Input data »
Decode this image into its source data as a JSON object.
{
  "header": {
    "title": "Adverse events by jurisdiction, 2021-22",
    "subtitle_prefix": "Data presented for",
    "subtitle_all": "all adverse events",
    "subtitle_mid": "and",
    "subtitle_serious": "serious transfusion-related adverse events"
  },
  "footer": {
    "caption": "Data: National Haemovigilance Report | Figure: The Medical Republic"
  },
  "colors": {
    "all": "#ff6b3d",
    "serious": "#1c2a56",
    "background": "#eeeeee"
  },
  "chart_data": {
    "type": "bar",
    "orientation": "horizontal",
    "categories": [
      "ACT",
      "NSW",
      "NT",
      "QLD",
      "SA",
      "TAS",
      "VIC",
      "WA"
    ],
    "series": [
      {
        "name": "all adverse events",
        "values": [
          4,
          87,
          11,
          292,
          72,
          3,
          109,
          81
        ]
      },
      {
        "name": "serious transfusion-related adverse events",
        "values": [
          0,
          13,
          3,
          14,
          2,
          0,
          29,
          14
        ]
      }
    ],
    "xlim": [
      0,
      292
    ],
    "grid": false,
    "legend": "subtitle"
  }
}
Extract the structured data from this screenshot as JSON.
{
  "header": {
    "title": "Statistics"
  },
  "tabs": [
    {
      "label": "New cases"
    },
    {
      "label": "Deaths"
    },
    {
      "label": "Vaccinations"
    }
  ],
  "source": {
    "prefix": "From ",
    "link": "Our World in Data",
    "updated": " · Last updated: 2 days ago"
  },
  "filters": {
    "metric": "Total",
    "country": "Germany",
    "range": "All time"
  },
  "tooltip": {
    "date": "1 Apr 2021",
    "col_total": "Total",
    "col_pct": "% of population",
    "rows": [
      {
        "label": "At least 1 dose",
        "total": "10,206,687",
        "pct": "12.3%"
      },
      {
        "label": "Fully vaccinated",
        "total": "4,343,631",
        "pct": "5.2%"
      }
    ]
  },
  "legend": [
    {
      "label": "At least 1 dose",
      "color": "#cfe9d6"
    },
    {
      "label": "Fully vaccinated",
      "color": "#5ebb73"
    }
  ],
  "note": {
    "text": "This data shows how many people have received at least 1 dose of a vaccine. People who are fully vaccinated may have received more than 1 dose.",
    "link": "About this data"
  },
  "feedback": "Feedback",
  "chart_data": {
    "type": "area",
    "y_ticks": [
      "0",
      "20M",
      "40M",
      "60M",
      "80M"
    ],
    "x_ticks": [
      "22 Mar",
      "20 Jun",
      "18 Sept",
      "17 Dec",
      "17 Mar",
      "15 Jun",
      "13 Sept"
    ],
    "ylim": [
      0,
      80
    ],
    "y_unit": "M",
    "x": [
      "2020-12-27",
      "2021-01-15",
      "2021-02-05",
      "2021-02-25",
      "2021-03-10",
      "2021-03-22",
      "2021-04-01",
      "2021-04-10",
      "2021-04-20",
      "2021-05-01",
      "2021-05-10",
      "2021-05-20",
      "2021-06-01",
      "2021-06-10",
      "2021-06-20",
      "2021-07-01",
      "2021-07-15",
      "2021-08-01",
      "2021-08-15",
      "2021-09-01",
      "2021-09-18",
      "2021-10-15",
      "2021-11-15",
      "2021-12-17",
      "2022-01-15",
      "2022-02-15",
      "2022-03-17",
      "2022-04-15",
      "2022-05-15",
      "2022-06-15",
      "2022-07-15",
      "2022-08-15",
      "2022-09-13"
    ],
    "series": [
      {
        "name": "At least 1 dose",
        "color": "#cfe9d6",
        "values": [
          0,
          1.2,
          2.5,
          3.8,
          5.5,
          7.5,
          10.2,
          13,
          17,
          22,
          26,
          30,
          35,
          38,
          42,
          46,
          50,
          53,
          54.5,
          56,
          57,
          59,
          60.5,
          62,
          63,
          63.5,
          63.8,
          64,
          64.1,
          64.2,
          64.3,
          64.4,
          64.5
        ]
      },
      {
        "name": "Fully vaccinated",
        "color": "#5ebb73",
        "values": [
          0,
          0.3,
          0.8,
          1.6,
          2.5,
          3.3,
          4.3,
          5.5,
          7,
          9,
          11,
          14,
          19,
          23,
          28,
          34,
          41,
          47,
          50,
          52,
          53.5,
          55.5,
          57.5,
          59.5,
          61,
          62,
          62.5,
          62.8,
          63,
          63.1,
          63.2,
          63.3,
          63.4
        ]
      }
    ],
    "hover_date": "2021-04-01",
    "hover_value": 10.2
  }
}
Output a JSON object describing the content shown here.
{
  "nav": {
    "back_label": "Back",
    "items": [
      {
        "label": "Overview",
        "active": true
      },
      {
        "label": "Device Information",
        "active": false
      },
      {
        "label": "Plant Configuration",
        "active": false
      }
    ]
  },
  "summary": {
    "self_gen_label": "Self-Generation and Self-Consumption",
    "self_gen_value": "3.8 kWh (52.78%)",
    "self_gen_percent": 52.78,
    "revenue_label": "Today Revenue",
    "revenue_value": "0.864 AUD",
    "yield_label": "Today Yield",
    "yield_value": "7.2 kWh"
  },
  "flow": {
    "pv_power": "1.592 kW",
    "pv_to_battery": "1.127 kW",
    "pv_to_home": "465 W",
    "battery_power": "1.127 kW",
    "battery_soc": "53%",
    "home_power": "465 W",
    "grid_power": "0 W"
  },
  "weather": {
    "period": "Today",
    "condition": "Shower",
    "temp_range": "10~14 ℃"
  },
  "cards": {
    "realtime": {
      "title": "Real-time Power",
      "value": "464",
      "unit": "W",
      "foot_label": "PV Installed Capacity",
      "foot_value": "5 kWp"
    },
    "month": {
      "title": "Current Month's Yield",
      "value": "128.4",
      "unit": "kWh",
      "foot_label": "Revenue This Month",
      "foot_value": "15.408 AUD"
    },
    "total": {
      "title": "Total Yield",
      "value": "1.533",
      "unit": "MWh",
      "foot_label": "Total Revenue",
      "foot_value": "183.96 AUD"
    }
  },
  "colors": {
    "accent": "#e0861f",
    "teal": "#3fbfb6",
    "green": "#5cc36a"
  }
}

Exercise description » Repeat precisely the lines of the data starting at the one containing "Output a JSON", last line included.

Result »
Output a JSON object describing the content shown here.
{
  "nav": {
    "back_label": "Back",
    "items": [
      {
        "label": "Overview",
        "active": true
      },
      {
        "label": "Device Information",
        "active": false
      },
      {
        "label": "Plant Configuration",
        "active": false
      }
    ]
  },
  "summary": {
    "self_gen_label": "Self-Generation and Self-Consumption",
    "self_gen_value": "3.8 kWh (52.78%)",
    "self_gen_percent": 52.78,
    "revenue_label": "Today Revenue",
    "revenue_value": "0.864 AUD",
    "yield_label": "Today Yield",
    "yield_value": "7.2 kWh"
  },
  "flow": {
    "pv_power": "1.592 kW",
    "pv_to_battery": "1.127 kW",
    "pv_to_home": "465 W",
    "battery_power": "1.127 kW",
    "battery_soc": "53%",
    "home_power": "465 W",
    "grid_power": "0 W"
  },
  "weather": {
    "period": "Today",
    "condition": "Shower",
    "temp_range": "10~14 ℃"
  },
  "cards": {
    "realtime": {
      "title": "Real-time Power",
      "value": "464",
      "unit": "W",
      "foot_label": "PV Installed Capacity",
      "foot_value": "5 kWp"
    },
    "month": {
      "title": "Current Month's Yield",
      "value": "128.4",
      "unit": "kWh",
      "foot_label": "Revenue This Month",
      "foot_value": "15.408 AUD"
    },
    "total": {
      "title": "Total Yield",
      "value": "1.533",
      "unit": "MWh",
      "foot_label": "Total Revenue",
      "foot_value": "183.96 AUD"
    }
  },
  "colors": {
    "accent": "#e0861f",
    "teal": "#3fbfb6",
    "green": "#5cc36a"
  }
}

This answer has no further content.